Print each line exactly as it is given.
::: The data :::
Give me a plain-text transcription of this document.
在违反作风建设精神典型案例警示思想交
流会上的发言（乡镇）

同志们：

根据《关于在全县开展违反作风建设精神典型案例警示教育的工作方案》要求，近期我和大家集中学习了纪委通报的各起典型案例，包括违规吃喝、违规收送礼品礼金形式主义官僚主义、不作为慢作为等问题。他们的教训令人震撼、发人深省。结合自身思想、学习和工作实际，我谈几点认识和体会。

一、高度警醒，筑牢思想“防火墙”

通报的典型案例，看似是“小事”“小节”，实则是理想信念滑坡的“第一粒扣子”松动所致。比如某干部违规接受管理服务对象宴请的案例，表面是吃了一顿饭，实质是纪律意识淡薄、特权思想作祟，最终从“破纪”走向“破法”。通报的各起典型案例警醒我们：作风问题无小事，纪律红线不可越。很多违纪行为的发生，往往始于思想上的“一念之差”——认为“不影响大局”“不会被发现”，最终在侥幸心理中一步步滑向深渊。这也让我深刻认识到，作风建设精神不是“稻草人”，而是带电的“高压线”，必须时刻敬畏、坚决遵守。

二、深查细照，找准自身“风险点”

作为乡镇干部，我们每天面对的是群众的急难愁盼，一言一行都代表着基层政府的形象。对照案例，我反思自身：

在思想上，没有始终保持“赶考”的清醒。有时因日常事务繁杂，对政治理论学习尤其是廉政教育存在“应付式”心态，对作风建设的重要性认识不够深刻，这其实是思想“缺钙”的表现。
:::
Written response
Give me a plain-text transcription of this document.
在违反作风建设精神典型案例警示思想交
流会上的发言（乡镇）

同志们：

根据《关于在全县开展违反作风建设精神典型案例警示教育的工作方案》要求，近期我和大家集中学习了纪委通报的各起典型案例，包括违规吃喝、违规收送礼品礼金形式主义官僚主义、不作为慢作为等问题。他们的教训令人震撼、发人深省。结合自身思想、学习和工作实际，我谈几点认识和体会。

一、高度警醒，筑牢思想“防火墙”

通报的典型案例，看似是“小事”“小节”，实则是理想信念滑坡的“第一粒扣子”松动所致。比如某干部违规接受管理服务对象宴请的案例，表面是吃了一顿饭，实质是纪律意识淡薄、特权思想作祟，最终从“破纪”走向“破法”。通报的各起典型案例警醒我们：作风问题无小事，纪律红线不可越。很多违纪行为的发生，往往始于思想上的“一念之差”——认为“不影响大局”“不会被发现”，最终在侥幸心理中一步步滑向深渊。这也让我深刻认识到，作风建设精神不是“稻草人”，而是带电的“高压线”，必须时刻敬畏、坚决遵守。

二、深查细照，找准自身“风险点”

作为乡镇干部，我们每天面对的是群众的急难愁盼，一言一行都代表着基层政府的形象。对照案例，我反思自身：

在思想上，没有始终保持“赶考”的清醒。有时因日常事务繁杂，对政治理论学习尤其是廉政教育存在“应付式”心态，对作风建设的重要性认识不够深刻，这其实是思想“缺钙”的表现。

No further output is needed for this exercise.